* Start INPUT *
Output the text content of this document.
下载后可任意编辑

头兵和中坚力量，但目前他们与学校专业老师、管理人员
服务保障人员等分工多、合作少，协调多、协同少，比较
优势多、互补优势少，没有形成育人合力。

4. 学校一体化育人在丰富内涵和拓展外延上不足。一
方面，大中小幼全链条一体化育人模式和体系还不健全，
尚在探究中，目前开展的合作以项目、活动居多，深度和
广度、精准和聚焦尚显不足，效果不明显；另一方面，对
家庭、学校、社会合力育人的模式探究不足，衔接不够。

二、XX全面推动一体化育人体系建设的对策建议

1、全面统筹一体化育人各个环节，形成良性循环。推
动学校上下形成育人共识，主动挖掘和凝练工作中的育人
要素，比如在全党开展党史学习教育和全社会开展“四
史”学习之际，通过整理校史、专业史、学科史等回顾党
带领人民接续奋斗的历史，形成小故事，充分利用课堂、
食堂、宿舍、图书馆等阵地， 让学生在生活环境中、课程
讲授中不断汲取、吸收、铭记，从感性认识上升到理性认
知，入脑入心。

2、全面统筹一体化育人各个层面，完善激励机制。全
* End INPUT *
Return the lines above exactly, keeping every word.

- **SOLVED PROBLEM**
Output the text content of this document.
下载后可任意编辑

头兵和中坚力量，但目前他们与学校专业老师、管理人员
服务保障人员等分工多、合作少，协调多、协同少，比较
优势多、互补优势少，没有形成育人合力。

4. 学校一体化育人在丰富内涵和拓展外延上不足。一
方面，大中小幼全链条一体化育人模式和体系还不健全，
尚在探究中，目前开展的合作以项目、活动居多，深度和
广度、精准和聚焦尚显不足，效果不明显；另一方面，对
家庭、学校、社会合力育人的模式探究不足，衔接不够。

二、XX全面推动一体化育人体系建设的对策建议

1、全面统筹一体化育人各个环节，形成良性循环。推
动学校上下形成育人共识，主动挖掘和凝练工作中的育人
要素，比如在全党开展党史学习教育和全社会开展“四
史”学习之际，通过整理校史、专业史、学科史等回顾党
带领人民接续奋斗的历史，形成小故事，充分利用课堂、
食堂、宿舍、图书馆等阵地， 让学生在生活环境中、课程
讲授中不断汲取、吸收、铭记，从感性认识上升到理性认
知，入脑入心。

2、全面统筹一体化育人各个层面，完善激励机制。全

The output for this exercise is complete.